### The problem
Give the total number of lines with the word "населению" in them, and no other words.

### Task data
-*-

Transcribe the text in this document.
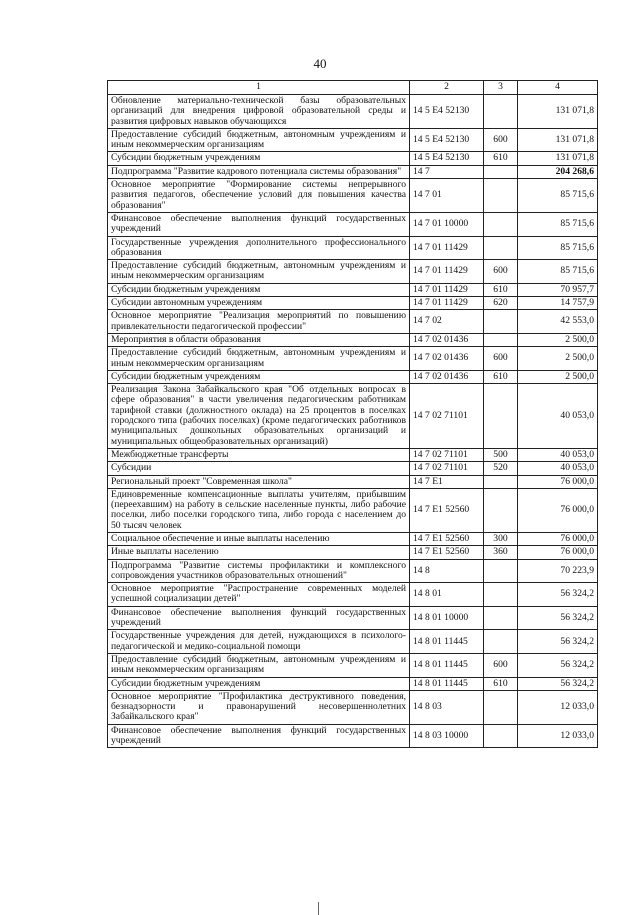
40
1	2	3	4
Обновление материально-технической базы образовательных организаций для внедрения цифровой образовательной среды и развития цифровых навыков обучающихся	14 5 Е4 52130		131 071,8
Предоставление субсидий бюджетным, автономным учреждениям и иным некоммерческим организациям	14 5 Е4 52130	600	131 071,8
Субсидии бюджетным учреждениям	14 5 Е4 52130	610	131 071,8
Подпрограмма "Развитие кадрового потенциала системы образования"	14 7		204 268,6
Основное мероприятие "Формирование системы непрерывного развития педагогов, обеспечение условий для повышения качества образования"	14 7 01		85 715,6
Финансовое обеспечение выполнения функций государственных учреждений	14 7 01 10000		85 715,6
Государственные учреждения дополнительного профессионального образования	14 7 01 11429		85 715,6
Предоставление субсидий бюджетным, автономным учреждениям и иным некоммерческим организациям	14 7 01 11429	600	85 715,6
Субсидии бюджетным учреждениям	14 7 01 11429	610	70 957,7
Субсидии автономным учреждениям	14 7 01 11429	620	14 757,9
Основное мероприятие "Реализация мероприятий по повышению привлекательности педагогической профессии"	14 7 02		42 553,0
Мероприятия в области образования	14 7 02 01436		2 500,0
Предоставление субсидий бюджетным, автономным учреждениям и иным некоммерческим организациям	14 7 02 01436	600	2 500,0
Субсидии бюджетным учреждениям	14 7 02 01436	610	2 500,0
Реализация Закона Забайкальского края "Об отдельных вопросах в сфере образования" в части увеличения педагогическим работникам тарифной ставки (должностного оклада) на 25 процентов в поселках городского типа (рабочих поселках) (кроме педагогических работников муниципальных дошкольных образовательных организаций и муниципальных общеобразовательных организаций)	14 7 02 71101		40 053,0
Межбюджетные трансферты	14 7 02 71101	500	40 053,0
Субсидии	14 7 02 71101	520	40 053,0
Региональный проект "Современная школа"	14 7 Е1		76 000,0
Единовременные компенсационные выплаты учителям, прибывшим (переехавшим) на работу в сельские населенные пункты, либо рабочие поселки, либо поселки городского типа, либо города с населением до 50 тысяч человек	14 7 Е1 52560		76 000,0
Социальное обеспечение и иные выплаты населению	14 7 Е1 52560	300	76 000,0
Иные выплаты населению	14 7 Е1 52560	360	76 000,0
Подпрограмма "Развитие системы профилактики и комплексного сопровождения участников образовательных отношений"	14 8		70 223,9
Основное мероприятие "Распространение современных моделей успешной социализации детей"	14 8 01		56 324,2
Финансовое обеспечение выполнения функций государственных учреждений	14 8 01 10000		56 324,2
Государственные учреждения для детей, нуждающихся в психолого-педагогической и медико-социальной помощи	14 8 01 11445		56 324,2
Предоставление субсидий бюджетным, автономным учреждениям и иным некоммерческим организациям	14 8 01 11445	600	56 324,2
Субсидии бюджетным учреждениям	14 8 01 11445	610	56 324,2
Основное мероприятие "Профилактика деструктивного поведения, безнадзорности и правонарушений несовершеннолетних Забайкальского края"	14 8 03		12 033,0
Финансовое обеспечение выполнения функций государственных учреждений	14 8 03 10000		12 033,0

-*-

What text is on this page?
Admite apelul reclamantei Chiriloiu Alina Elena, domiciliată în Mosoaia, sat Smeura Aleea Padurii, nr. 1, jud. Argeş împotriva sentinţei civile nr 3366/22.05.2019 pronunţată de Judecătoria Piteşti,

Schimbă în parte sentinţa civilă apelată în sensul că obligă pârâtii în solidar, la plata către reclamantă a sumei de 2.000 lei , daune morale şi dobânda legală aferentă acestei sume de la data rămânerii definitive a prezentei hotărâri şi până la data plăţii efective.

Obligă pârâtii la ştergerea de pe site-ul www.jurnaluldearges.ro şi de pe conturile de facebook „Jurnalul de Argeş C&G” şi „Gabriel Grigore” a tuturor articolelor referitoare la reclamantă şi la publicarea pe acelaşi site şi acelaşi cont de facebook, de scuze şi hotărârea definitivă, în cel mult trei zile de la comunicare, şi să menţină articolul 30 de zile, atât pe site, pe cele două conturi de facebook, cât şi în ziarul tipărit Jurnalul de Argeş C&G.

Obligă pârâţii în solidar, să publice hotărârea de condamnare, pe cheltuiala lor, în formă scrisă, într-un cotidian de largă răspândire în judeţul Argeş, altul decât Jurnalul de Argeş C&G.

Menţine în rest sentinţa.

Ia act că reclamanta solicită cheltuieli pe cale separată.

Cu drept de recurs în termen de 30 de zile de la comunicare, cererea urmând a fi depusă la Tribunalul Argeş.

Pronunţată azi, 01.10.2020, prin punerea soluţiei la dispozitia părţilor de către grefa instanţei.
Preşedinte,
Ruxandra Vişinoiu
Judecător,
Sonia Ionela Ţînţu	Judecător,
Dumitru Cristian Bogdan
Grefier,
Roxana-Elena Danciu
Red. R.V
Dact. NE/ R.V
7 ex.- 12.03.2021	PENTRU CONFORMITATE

-*-

### Correct response
2